Brief =
Pictures aside, write out every record exactly as it appears.
--- Start ---
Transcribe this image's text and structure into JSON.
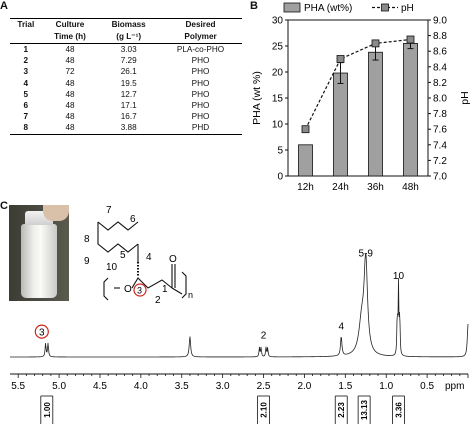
{
  "panels": {
    "a": "A",
    "b": "B",
    "c": "C"
  },
  "table": {
    "headers": [
      [
        "Trial",
        ""
      ],
      [
        "Culture",
        "Time (h)"
      ],
      [
        "Biomass",
        "(g L⁻¹)"
      ],
      [
        "Desired",
        "Polymer"
      ]
    ],
    "rows": [
      [
        "1",
        "48",
        "3.03",
        "PLA-co-PHO"
      ],
      [
        "2",
        "48",
        "7.29",
        "PHO"
      ],
      [
        "3",
        "72",
        "26.1",
        "PHO"
      ],
      [
        "4",
        "48",
        "19.5",
        "PHO"
      ],
      [
        "5",
        "48",
        "12.7",
        "PHO"
      ],
      [
        "6",
        "48",
        "17.1",
        "PHO"
      ],
      [
        "7",
        "48",
        "16.7",
        "PHO"
      ],
      [
        "8",
        "48",
        "3.88",
        "PHD"
      ]
    ]
  },
  "chart_data": [
    {
      "type": "bar",
      "categories": [
        "12h",
        "24h",
        "36h",
        "48h"
      ],
      "series": [
        {
          "name": "PHA (wt%)",
          "values": [
            6.0,
            19.8,
            23.8,
            25.5
          ],
          "errors": [
            0,
            2.0,
            1.5,
            1.0
          ],
          "axis": "left"
        },
        {
          "name": "pH",
          "values": [
            7.6,
            8.5,
            8.7,
            8.75
          ],
          "style": "dashed-line-square-markers",
          "axis": "right"
        }
      ],
      "ylabel": "PHA (wt %)",
      "ylim": [
        0,
        30
      ],
      "yticks": [
        0,
        5,
        10,
        15,
        20,
        25,
        30
      ],
      "y2label": "pH",
      "y2lim": [
        7.0,
        9.0
      ],
      "y2ticks": [
        "7.0",
        "7.2",
        "7.4",
        "7.6",
        "7.8",
        "8.0",
        "8.2",
        "8.4",
        "8.6",
        "8.8",
        "9.0"
      ],
      "legend": "top",
      "bar_color": "#a0a0a0"
    },
    {
      "type": "line",
      "name": "1H NMR spectrum",
      "xlim": [
        5.6,
        0.0
      ],
      "xticks": [
        "5.5",
        "5.0",
        "4.5",
        "4.0",
        "3.5",
        "3.0",
        "2.5",
        "2.0",
        "1.5",
        "1.0",
        "0.5"
      ],
      "xunit": "ppm",
      "peaks": [
        {
          "ppm": 5.15,
          "height": 0.13,
          "label": "3",
          "circled": true
        },
        {
          "ppm": 3.4,
          "height": 0.2
        },
        {
          "ppm": 2.5,
          "height": 0.1,
          "label": "2",
          "multiplet": true
        },
        {
          "ppm": 1.55,
          "height": 0.19,
          "label": "4"
        },
        {
          "ppm": 1.25,
          "height": 0.9,
          "label": "5-9"
        },
        {
          "ppm": 0.85,
          "height": 0.68,
          "label": "10"
        },
        {
          "ppm": 0.0,
          "height": 0.32
        }
      ],
      "integrals": [
        {
          "ppm": 5.15,
          "value": "1.00"
        },
        {
          "ppm": 2.5,
          "value": "2.10"
        },
        {
          "ppm": 1.55,
          "value": "2.23"
        },
        {
          "ppm": 1.27,
          "value": "13.13"
        },
        {
          "ppm": 0.85,
          "value": "3.36"
        }
      ]
    }
  ],
  "structure": {
    "atom_labels": [
      "7",
      "8",
      "6",
      "5",
      "9",
      "10",
      "4",
      "3",
      "2",
      "1"
    ],
    "oxygen": "O",
    "repeat": "n",
    "circled_atom": "3"
  },
  "colors": {
    "circle": "#d0251c",
    "bar": "#a0a0a0",
    "text": "#111111"
  }
}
--- End ---
Result for this task =
Transcribe this image's text and structure into JSON.
{
  "panels": {
    "a": "A",
    "b": "B",
    "c": "C"
  },
  "table": {
    "headers": [
      [
        "Trial",
        ""
      ],
      [
        "Culture",
        "Time (h)"
      ],
      [
        "Biomass",
        "(g L⁻¹)"
      ],
      [
        "Desired",
        "Polymer"
      ]
    ],
    "rows": [
      [
        "1",
        "48",
        "3.03",
        "PLA-co-PHO"
      ],
      [
        "2",
        "48",
        "7.29",
        "PHO"
      ],
      [
        "3",
        "72",
        "26.1",
        "PHO"
      ],
      [
        "4",
        "48",
        "19.5",
        "PHO"
      ],
      [
        "5",
        "48",
        "12.7",
        "PHO"
      ],
      [
        "6",
        "48",
        "17.1",
        "PHO"
      ],
      [
        "7",
        "48",
        "16.7",
        "PHO"
      ],
      [
        "8",
        "48",
        "3.88",
        "PHD"
      ]
    ]
  },
  "chart_data": [
    {
      "type": "bar",
      "categories": [
        "12h",
        "24h",
        "36h",
        "48h"
      ],
      "series": [
        {
          "name": "PHA (wt%)",
          "values": [
            6.0,
            19.8,
            23.8,
            25.5
          ],
          "errors": [
            0,
            2.0,
            1.5,
            1.0
          ],
          "axis": "left"
        },
        {
          "name": "pH",
          "values": [
            7.6,
            8.5,
            8.7,
            8.75
          ],
          "style": "dashed-line-square-markers",
          "axis": "right"
        }
      ],
      "ylabel": "PHA (wt %)",
      "ylim": [
        0,
        30
      ],
      "yticks": [
        0,
        5,
        10,
        15,
        20,
        25,
        30
      ],
      "y2label": "pH",
      "y2lim": [
        7.0,
        9.0
      ],
      "y2ticks": [
        "7.0",
        "7.2",
        "7.4",
        "7.6",
        "7.8",
        "8.0",
        "8.2",
        "8.4",
        "8.6",
        "8.8",
        "9.0"
      ],
      "legend": "top",
      "bar_color": "#a0a0a0"
    },
    {
      "type": "line",
      "name": "1H NMR spectrum",
      "xlim": [
        5.6,
        0.0
      ],
      "xticks": [
        "5.5",
        "5.0",
        "4.5",
        "4.0",
        "3.5",
        "3.0",
        "2.5",
        "2.0",
        "1.5",
        "1.0",
        "0.5"
      ],
      "xunit": "ppm",
      "peaks": [
        {
          "ppm": 5.15,
          "height": 0.13,
          "label": "3",
          "circled": true
        },
        {
          "ppm": 3.4,
          "height": 0.2
        },
        {
          "ppm": 2.5,
          "height": 0.1,
          "label": "2",
          "multiplet": true
        },
        {
          "ppm": 1.55,
          "height": 0.19,
          "label": "4"
        },
        {
          "ppm": 1.25,
          "height": 0.9,
          "label": "5-9"
        },
        {
          "ppm": 0.85,
          "height": 0.68,
          "label": "10"
        },
        {
          "ppm": 0.0,
          "height": 0.32
        }
      ],
      "integrals": [
        {
          "ppm": 5.15,
          "value": "1.00"
        },
        {
          "ppm": 2.5,
          "value": "2.10"
        },
        {
          "ppm": 1.55,
          "value": "2.23"
        },
        {
          "ppm": 1.27,
          "value": "13.13"
        },
        {
          "ppm": 0.85,
          "value": "3.36"
        }
      ]
    }
  ],
  "structure": {
    "atom_labels": [
      "7",
      "8",
      "6",
      "5",
      "9",
      "10",
      "4",
      "3",
      "2",
      "1"
    ],
    "oxygen": "O",
    "repeat": "n",
    "circled_atom": "3"
  },
  "colors": {
    "circle": "#d0251c",
    "bar": "#a0a0a0",
    "text": "#111111"
  }
}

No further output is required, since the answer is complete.